• _What you will do_:
Copy out the whole listing exactly as written, leaving the pictures behind.

• _Rows from a dataset_:
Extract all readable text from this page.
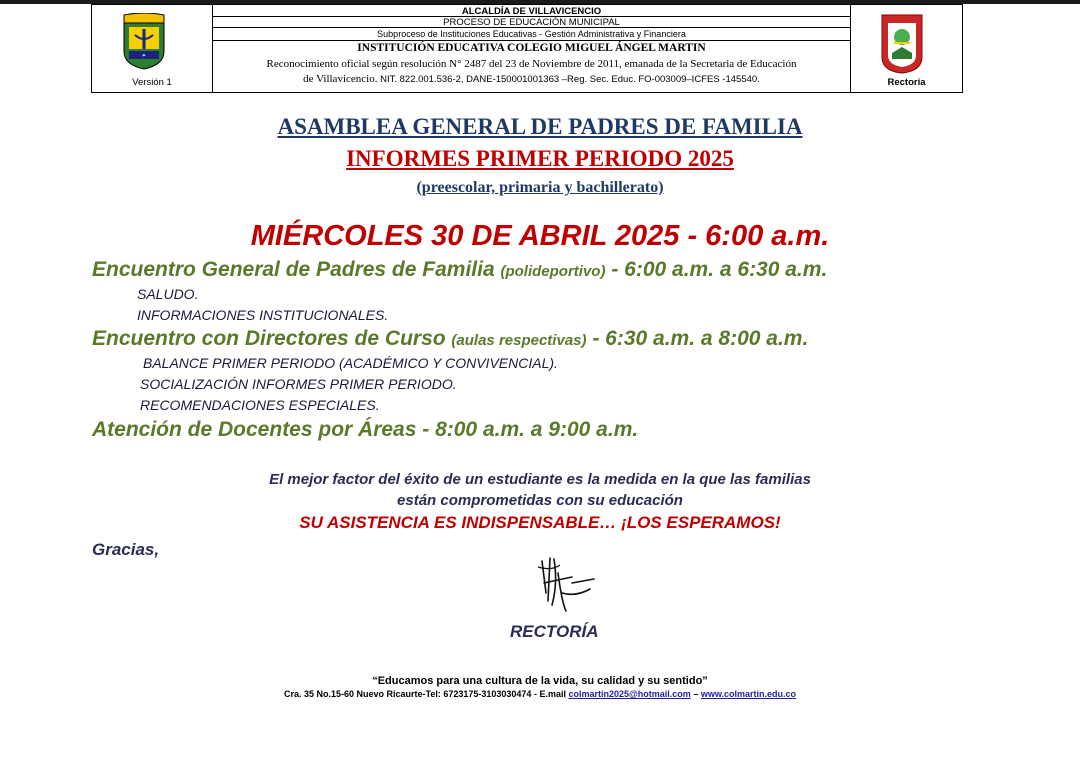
✦
Versión 1
ALCALDÍA DE VILLAVICENCIO
PROCESO DE EDUCACIÓN MUNICIPAL
Subproceso de Instituciones Educativas - Gestión Administrativa y Financiera
INSTITUCIÓN EDUCATIVA COLEGIO MIGUEL ÁNGEL MARTIN
Reconocimiento oficial según resolución N° 2487 del 23 de Noviembre de 2011, emanada de la Secretaria de Educación
de Villavicencio. NIT. 822.001.536-2, DANE-150001001363 –Reg. Sec. Educ. FO-003009–ICFES -145540.	Rectoría
ASAMBLEA GENERAL DE PADRES DE FAMILIA
INFORMES PRIMER PERIODO 2025
(preescolar, primaria y bachillerato)
MIÉRCOLES 30 DE ABRIL 2025 - 6:00 a.m.
Encuentro General de Padres de Familia (polideportivo) - 6:00 a.m. a 6:30 a.m.
SALUDO.
INFORMACIONES INSTITUCIONALES.
Encuentro con Directores de Curso (aulas respectivas) - 6:30 a.m. a 8:00 a.m.
BALANCE PRIMER PERIODO (ACADÉMICO Y CONVIVENCIAL).
SOCIALIZACIÓN INFORMES PRIMER PERIODO.
RECOMENDACIONES ESPECIALES.
Atención de Docentes por Áreas - 8:00 a.m. a 9:00 a.m.
El mejor factor del éxito de un estudiante es la medida en la que las familias
están comprometidas con su educación
SU ASISTENCIA ES INDISPENSABLE… ¡LOS ESPERAMOS!
Gracias,
RECTORÍA
“Educamos para una cultura de la vida, su calidad y su sentido”
Cra. 35 No.15-60 Nuevo Ricaurte-Tel: 6723175-3103030474 - E.mail colmartin2025@hotmail.com – www.colmartin.edu.co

• _Reply to the task_:
Extract all readable text from this page.
✦
Versión 1
ALCALDÍA DE VILLAVICENCIO
PROCESO DE EDUCACIÓN MUNICIPAL
Subproceso de Instituciones Educativas - Gestión Administrativa y Financiera
INSTITUCIÓN EDUCATIVA COLEGIO MIGUEL ÁNGEL MARTIN
Reconocimiento oficial según resolución N° 2487 del 23 de Noviembre de 2011, emanada de la Secretaria de Educación
de Villavicencio. NIT. 822.001.536-2, DANE-150001001363 –Reg. Sec. Educ. FO-003009–ICFES -145540.	Rectoría
ASAMBLEA GENERAL DE PADRES DE FAMILIA
INFORMES PRIMER PERIODO 2025
(preescolar, primaria y bachillerato)
MIÉRCOLES 30 DE ABRIL 2025 - 6:00 a.m.
Encuentro General de Padres de Familia (polideportivo) - 6:00 a.m. a 6:30 a.m.
SALUDO.
INFORMACIONES INSTITUCIONALES.
Encuentro con Directores de Curso (aulas respectivas) - 6:30 a.m. a 8:00 a.m.
BALANCE PRIMER PERIODO (ACADÉMICO Y CONVIVENCIAL).
SOCIALIZACIÓN INFORMES PRIMER PERIODO.
RECOMENDACIONES ESPECIALES.
Atención de Docentes por Áreas - 8:00 a.m. a 9:00 a.m.
El mejor factor del éxito de un estudiante es la medida en la que las familias
están comprometidas con su educación
SU ASISTENCIA ES INDISPENSABLE… ¡LOS ESPERAMOS!
Gracias,
RECTORÍA
“Educamos para una cultura de la vida, su calidad y su sentido”
Cra. 35 No.15-60 Nuevo Ricaurte-Tel: 6723175-3103030474 - E.mail colmartin2025@hotmail.com – www.colmartin.edu.co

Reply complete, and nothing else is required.